_Your task:_ Wherever the string "from" appears, copy the whole line.

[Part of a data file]
####

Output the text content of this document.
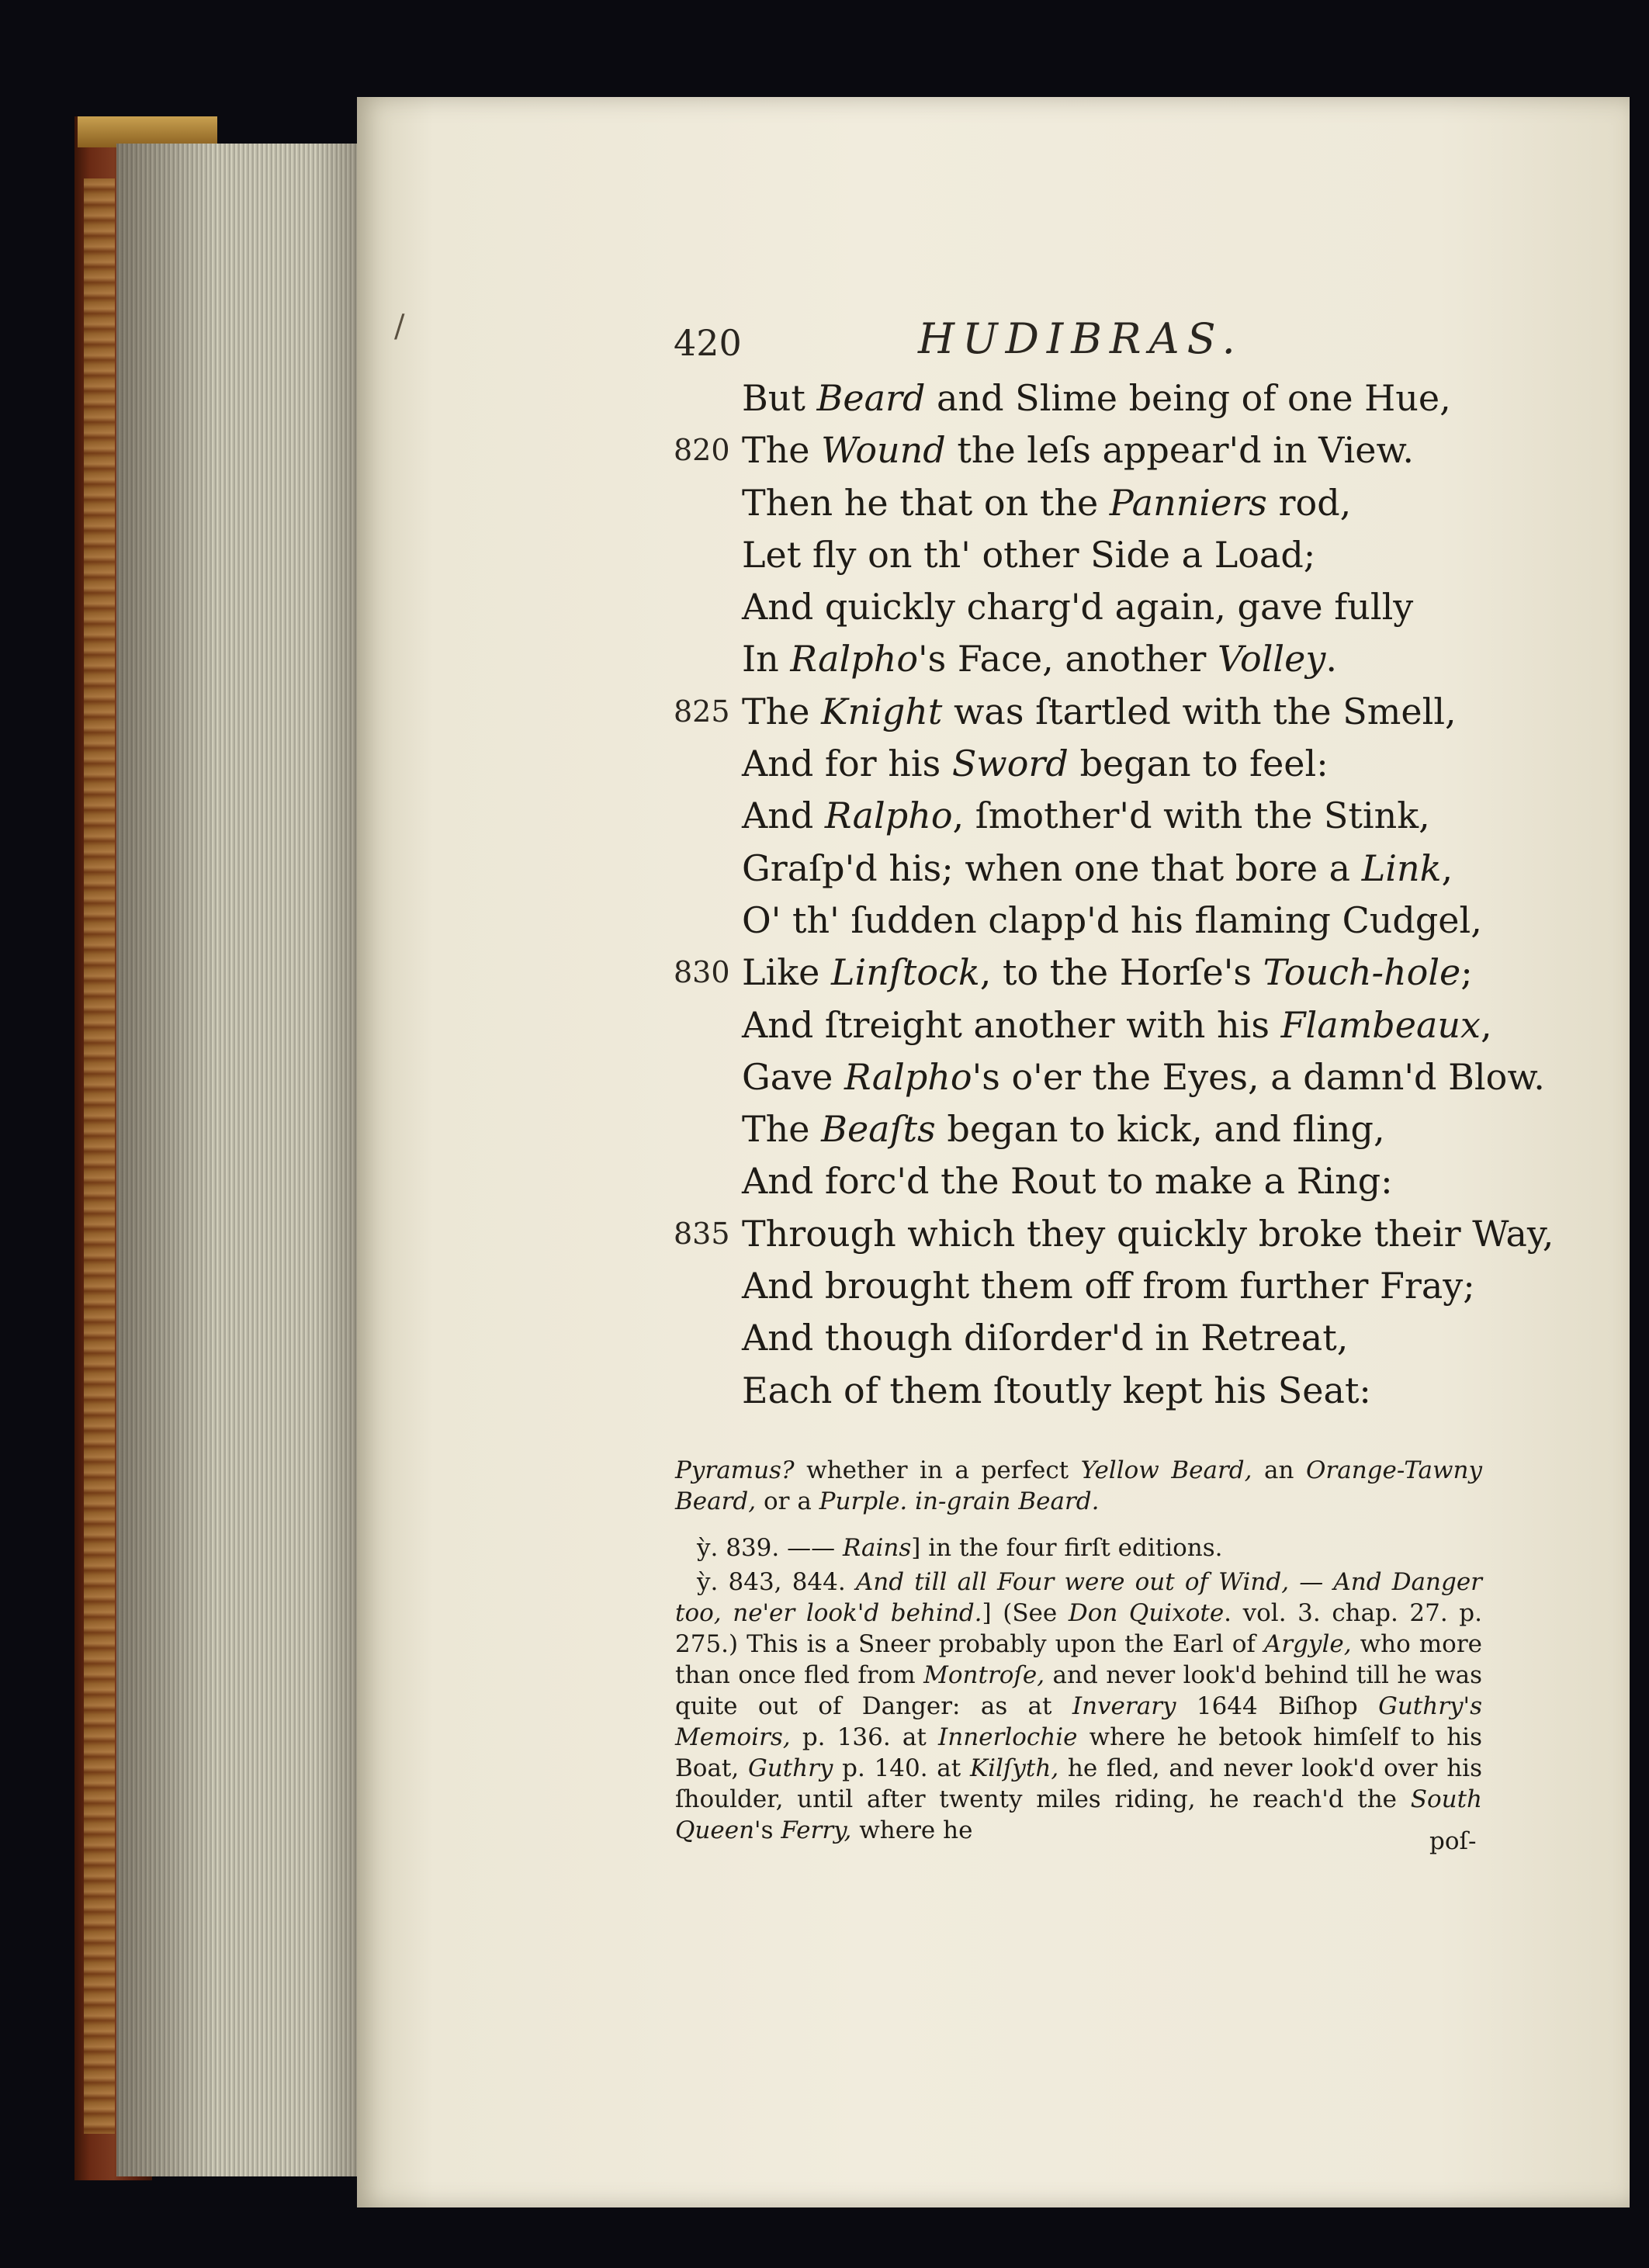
/	420	HUDIBRAS.
But Beard and Slime being of one Hue,
820 The Wound the leſs appear'd in View.
Then he that on the Panniers rod,
Let fly on th' other Side a Load;
And quickly charg'd again, gave fully
In Ralpho's Face, another Volley.
825 The Knight was ſtartled with the Smell,
And for his Sword began to feel:
And Ralpho, ſmother'd with the Stink,
Graſp'd his; when one that bore a Link,
O' th' ſudden clapp'd his flaming Cudgel,
830 Like Linſtock, to the Horſe's Touch-hole;
And ſtreight another with his Flambeaux,
Gave Ralpho's o'er the Eyes, a damn'd Blow.
The Beaſts began to kick, and fling,
And forc'd the Rout to make a Ring:
835 Through which they quickly broke their Way,
And brought them off from further Fray;
And though diſorder'd in Retreat,
Each of them ſtoutly kept his Seat:
Pyramus? whether in a perfect Yellow Beard, an Orange-Tawny Beard, or a Purple. in-grain Beard.
ỳ. 839. —— Rains] in the four firſt editions.
ỳ. 843, 844. And till all Four were out of Wind, — And Danger too, ne'er look'd behind.] (See Don Quixote. vol. 3. chap. 27. p. 275.) This is a Sneer probably upon the Earl of Argyle, who more than once fled from Montroſe, and never look'd behind till he was quite out of Danger: as at Inverary 1644 Biſhop Guthry's Memoirs, p. 136. at Innerlochie where he betook himſelf to his Boat, Guthry p. 140. at Kilſyth, he fled, and never look'd over his ſhoulder, until after twenty miles riding, he reach'd the South Queen's Ferry, where he	poſ-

####

_Worked answer:_
And brought them off from further Fray;
ỳ. 843, 844. And till all Four were out of Wind, — And Danger too, ne'er look'd behind.] (See Don Quixote. vol. 3. chap. 27. p. 275.) This is a Sneer probably upon the Earl of Argyle, who more than once fled from Montroſe, and never look'd behind till he was quite out of Danger: as at Inverary 1644 Biſhop Guthry's Memoirs, p. 136. at Innerlochie where he betook himſelf to his Boat, Guthry p. 140. at Kilſyth, he fled, and never look'd over his ſhoulder, until after twenty miles riding, he reach'd the South Queen's Ferry, where he	poſ-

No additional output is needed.